• _WHAT TO DO_: Every line that holds the string "text" is to be identified and copied.

• _PROVIDED MATERIAL_:
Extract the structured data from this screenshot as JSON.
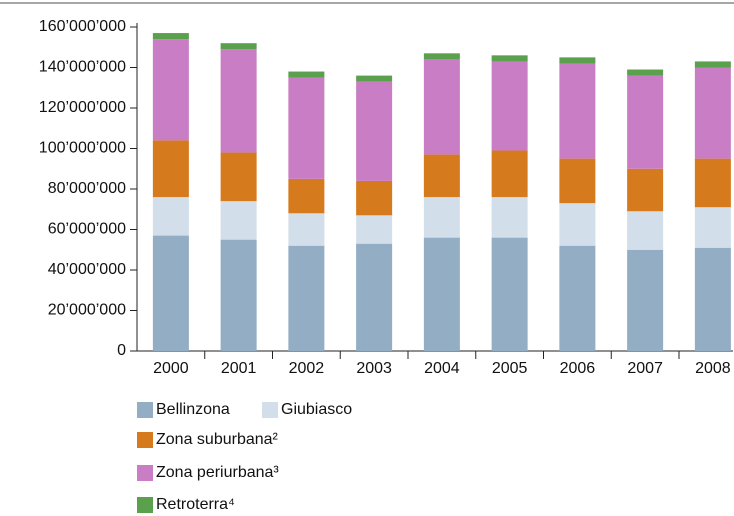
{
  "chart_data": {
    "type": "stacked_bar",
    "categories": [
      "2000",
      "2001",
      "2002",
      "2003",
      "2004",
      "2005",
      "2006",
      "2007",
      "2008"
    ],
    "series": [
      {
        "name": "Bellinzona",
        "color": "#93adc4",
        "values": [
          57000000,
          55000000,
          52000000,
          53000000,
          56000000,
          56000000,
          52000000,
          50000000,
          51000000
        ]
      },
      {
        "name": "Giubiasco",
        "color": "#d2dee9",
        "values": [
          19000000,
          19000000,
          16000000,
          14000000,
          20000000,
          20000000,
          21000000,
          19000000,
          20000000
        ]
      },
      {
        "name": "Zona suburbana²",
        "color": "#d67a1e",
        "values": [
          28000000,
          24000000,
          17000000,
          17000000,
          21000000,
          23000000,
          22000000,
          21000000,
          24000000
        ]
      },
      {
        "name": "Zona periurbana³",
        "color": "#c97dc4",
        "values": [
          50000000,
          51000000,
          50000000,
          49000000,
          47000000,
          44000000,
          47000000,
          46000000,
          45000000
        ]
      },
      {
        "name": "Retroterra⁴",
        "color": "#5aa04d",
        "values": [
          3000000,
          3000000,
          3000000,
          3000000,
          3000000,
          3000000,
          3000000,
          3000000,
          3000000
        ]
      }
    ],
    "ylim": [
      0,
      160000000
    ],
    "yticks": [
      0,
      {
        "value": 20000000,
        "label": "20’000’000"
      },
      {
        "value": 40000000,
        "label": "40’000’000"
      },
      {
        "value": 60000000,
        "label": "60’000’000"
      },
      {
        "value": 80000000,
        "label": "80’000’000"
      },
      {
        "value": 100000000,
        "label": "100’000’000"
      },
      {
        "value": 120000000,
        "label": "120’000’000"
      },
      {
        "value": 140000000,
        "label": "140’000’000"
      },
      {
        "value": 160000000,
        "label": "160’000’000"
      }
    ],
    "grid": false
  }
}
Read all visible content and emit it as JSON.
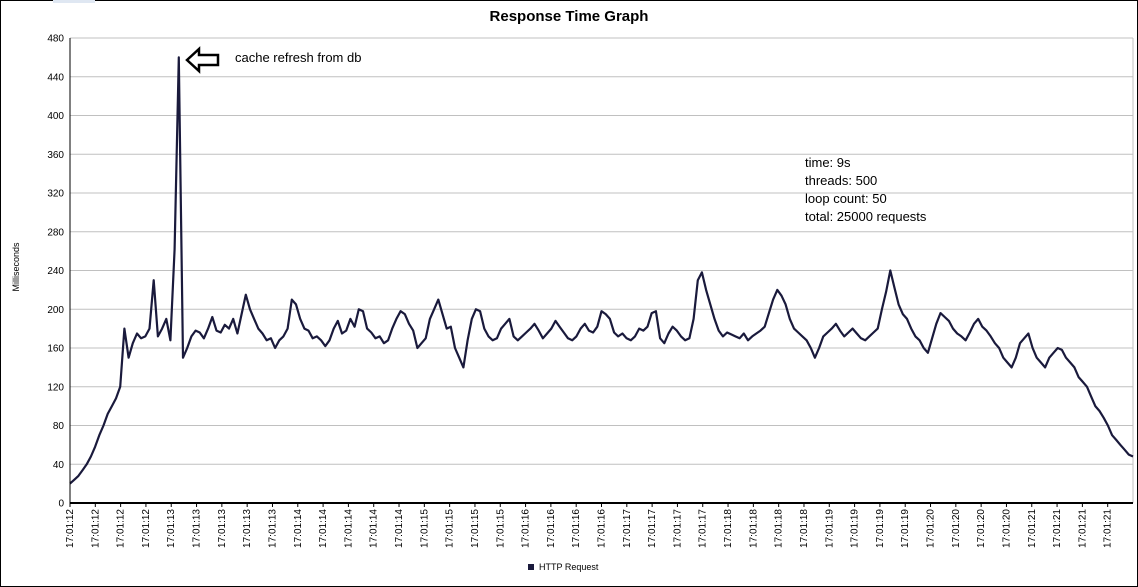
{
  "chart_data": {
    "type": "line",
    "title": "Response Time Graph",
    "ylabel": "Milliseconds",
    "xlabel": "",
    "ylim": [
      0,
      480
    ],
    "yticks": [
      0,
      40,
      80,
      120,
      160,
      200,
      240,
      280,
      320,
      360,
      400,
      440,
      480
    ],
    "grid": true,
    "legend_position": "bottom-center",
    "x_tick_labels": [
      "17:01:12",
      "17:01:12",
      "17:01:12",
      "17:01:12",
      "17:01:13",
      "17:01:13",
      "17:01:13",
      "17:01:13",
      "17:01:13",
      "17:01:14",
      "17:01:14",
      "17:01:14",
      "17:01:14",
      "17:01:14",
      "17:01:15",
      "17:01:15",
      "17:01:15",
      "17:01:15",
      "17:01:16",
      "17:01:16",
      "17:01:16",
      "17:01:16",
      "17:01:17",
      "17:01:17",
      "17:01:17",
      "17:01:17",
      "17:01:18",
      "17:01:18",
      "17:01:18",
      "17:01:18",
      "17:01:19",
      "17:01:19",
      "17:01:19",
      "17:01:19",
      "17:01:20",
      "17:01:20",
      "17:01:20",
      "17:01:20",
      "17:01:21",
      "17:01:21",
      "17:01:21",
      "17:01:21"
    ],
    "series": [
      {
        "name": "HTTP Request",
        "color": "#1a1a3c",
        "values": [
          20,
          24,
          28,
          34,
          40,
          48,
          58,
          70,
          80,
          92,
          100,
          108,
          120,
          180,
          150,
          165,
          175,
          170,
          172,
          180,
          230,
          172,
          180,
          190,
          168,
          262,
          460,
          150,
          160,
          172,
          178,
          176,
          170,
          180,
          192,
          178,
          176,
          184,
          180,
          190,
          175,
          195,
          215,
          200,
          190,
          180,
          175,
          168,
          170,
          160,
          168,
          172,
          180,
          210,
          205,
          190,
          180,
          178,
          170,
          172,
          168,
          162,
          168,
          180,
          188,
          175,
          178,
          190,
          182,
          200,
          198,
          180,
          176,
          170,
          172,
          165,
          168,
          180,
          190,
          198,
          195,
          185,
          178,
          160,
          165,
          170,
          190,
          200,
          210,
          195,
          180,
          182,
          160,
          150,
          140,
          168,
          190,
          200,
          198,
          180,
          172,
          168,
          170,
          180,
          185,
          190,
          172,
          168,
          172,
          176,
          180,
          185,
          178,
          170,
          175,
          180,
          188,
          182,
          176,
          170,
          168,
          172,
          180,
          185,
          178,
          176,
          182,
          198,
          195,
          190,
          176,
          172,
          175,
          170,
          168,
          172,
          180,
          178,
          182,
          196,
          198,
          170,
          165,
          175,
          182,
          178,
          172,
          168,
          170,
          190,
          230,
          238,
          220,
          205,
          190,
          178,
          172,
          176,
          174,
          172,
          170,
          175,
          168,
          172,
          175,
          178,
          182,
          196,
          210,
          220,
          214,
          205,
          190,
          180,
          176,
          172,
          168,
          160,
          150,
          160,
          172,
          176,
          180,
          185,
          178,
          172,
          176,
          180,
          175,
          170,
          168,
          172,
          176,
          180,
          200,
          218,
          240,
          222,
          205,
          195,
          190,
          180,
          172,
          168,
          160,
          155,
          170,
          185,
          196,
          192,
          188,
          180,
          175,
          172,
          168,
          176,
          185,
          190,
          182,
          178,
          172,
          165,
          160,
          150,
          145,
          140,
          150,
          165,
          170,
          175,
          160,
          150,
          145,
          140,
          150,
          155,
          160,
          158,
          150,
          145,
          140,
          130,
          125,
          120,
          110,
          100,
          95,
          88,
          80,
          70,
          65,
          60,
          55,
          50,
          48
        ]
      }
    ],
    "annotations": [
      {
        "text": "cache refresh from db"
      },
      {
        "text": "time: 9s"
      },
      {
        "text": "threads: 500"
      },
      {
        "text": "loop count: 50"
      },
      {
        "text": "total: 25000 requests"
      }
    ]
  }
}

---

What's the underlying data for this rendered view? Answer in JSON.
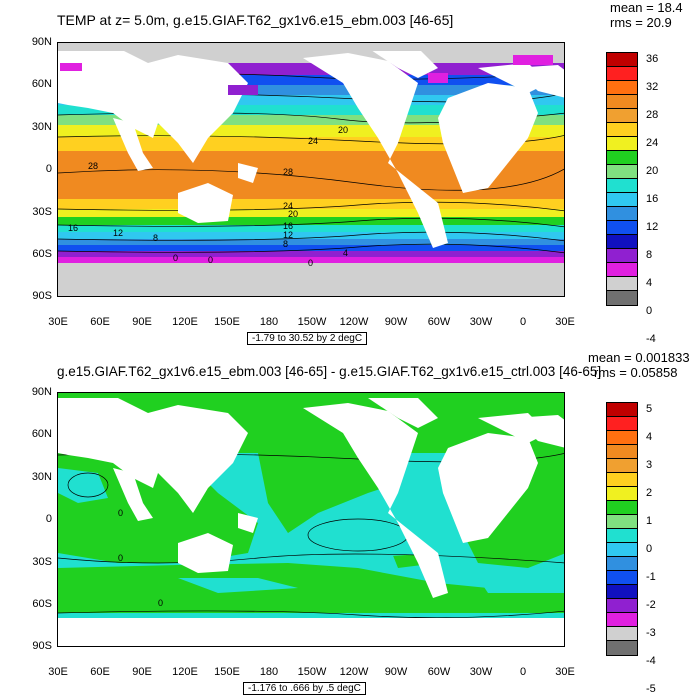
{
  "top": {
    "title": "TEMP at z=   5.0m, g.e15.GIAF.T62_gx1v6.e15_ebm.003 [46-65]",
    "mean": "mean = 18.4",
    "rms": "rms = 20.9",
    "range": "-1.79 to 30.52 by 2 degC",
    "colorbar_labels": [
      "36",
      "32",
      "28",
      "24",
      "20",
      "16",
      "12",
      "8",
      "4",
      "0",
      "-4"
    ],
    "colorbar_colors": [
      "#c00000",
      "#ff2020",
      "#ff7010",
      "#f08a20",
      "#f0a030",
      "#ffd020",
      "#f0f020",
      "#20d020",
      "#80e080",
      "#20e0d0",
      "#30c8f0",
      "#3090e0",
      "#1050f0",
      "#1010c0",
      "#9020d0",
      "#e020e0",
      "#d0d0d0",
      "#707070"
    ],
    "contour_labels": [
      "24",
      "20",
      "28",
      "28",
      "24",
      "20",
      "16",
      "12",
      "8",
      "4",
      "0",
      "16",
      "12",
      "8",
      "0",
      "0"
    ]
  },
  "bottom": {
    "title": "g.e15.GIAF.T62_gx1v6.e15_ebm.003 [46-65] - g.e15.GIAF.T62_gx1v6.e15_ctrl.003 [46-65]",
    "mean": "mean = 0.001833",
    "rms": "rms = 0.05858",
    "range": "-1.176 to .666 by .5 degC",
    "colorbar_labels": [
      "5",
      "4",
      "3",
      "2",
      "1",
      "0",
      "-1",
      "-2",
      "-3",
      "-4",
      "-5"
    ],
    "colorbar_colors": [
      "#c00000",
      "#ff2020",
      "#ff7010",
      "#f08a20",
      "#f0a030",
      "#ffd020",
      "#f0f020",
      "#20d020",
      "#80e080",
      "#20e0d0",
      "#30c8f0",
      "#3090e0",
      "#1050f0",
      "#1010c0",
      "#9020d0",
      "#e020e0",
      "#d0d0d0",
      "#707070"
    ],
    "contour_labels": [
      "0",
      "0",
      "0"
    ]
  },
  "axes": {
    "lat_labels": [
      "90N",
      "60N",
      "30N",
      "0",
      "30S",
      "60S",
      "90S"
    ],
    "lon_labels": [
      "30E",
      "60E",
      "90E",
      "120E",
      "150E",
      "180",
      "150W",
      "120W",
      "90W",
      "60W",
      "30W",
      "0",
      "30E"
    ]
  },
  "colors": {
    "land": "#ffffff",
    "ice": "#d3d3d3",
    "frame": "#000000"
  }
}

• _FINISHED ANSWER_:
        "text": "cache refresh from db"
        "text": "time: 9s"
        "text": "threads: 500"
        "text": "loop count: 50"
        "text": "total: 25000 requests"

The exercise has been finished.